Find how many lines hold the word "Theatre". Give only the number.

Stored records -
* start *

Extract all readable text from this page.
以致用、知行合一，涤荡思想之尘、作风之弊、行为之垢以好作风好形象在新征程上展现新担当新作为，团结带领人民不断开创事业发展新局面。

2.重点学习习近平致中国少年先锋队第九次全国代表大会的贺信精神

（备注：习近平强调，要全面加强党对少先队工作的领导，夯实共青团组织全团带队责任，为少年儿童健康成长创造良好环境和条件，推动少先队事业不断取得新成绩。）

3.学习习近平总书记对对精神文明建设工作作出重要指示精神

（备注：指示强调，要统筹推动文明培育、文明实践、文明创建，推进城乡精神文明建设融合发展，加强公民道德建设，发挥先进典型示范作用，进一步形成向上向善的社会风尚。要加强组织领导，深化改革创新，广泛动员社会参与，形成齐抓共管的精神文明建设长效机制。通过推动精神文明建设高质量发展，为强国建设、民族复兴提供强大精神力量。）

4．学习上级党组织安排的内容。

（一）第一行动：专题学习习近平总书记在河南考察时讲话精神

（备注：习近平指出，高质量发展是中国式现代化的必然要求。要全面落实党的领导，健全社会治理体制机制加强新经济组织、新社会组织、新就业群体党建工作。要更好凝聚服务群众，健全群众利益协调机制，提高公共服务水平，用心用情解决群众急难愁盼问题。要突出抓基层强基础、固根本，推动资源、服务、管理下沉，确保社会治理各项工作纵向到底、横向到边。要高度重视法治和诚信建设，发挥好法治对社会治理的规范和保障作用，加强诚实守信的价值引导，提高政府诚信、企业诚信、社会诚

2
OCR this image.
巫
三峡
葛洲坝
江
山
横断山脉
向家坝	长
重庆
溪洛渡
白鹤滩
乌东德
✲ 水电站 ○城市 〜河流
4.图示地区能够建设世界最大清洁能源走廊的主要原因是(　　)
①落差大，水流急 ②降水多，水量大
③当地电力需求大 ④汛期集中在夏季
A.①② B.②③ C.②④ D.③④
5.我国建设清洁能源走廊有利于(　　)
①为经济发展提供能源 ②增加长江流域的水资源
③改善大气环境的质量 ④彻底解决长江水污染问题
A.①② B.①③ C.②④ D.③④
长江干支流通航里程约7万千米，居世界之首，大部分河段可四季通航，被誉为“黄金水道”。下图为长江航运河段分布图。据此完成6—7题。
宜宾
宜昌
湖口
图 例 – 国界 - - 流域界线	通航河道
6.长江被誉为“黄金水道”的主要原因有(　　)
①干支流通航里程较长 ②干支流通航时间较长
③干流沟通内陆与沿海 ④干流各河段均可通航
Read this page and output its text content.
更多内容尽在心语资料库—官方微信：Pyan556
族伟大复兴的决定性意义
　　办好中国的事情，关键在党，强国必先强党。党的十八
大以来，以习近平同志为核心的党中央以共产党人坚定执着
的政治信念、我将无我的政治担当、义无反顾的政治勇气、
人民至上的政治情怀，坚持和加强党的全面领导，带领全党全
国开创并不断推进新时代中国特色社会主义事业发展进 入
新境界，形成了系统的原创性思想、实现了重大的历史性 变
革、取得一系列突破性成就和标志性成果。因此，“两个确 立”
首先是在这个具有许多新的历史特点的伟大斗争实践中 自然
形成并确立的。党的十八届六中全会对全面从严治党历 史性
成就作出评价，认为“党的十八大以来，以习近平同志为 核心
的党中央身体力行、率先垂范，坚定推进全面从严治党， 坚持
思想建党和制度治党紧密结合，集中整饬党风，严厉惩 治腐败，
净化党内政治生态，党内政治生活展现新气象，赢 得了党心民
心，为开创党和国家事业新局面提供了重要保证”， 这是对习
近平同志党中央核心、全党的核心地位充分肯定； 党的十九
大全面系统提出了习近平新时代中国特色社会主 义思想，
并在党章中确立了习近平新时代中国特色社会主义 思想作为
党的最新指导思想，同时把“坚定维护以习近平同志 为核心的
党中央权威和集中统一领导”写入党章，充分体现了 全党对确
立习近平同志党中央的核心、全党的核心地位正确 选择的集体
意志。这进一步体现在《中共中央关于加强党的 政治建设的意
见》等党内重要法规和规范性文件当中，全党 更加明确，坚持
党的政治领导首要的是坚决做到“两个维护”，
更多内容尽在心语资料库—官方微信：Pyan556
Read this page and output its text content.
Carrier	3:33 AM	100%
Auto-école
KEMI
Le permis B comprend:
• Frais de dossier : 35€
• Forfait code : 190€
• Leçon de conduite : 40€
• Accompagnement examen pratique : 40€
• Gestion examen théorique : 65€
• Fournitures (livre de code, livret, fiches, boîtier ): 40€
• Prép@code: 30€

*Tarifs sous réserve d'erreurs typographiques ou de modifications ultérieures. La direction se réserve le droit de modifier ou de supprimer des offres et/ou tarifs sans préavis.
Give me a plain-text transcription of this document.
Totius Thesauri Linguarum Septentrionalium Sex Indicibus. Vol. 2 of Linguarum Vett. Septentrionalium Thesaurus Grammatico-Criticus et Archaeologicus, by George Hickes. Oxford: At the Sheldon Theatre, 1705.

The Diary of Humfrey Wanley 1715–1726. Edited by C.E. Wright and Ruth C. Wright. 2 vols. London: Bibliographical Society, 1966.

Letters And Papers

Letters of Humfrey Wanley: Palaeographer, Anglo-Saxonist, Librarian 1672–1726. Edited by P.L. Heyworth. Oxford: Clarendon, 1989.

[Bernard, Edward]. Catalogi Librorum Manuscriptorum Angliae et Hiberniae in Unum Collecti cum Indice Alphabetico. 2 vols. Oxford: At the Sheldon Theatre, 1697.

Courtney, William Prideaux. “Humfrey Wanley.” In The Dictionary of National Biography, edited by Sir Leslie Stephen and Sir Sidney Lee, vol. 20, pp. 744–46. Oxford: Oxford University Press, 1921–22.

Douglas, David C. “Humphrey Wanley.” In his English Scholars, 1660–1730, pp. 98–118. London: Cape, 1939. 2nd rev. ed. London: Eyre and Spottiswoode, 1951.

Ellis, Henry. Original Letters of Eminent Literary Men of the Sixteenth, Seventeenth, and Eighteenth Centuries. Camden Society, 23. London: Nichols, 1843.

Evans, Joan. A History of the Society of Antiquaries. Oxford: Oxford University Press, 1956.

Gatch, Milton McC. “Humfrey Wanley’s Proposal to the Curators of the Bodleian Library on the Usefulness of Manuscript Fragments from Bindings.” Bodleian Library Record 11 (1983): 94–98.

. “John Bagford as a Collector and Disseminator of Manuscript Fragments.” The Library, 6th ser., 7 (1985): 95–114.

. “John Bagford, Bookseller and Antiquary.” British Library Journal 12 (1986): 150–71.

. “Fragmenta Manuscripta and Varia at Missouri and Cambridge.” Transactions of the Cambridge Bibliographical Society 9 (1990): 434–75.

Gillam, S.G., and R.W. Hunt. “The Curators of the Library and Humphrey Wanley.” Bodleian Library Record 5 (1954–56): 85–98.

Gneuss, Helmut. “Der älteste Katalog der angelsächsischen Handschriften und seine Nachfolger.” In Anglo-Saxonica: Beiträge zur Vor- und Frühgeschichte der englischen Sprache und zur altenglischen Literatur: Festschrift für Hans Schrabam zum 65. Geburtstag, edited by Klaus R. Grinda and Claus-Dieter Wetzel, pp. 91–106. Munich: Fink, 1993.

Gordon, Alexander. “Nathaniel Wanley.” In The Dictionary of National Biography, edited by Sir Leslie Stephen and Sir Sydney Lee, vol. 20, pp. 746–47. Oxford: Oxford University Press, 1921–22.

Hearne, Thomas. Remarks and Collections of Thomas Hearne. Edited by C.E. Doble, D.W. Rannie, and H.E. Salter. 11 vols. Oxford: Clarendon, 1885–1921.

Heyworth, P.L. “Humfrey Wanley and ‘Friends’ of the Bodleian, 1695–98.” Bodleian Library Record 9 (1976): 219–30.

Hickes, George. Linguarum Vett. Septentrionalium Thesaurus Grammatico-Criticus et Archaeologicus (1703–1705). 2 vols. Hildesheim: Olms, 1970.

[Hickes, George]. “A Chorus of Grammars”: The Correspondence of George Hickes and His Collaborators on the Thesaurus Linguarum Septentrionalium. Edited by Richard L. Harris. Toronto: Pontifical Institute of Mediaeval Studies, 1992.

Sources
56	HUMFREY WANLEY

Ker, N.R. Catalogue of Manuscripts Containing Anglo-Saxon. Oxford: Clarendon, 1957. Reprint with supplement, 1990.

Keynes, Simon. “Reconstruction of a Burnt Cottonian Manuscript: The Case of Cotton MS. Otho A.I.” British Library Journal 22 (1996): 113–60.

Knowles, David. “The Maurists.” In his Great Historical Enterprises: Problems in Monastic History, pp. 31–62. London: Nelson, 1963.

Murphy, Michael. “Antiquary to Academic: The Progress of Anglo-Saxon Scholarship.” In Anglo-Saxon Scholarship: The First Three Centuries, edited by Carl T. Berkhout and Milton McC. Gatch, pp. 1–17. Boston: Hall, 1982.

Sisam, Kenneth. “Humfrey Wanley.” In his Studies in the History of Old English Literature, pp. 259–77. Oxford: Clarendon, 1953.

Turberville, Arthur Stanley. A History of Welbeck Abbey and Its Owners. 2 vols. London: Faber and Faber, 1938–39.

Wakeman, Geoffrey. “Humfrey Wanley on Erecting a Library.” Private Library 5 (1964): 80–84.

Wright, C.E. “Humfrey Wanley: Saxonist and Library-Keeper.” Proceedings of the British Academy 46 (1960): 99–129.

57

* end *

WRITTEN SOLUTION - 2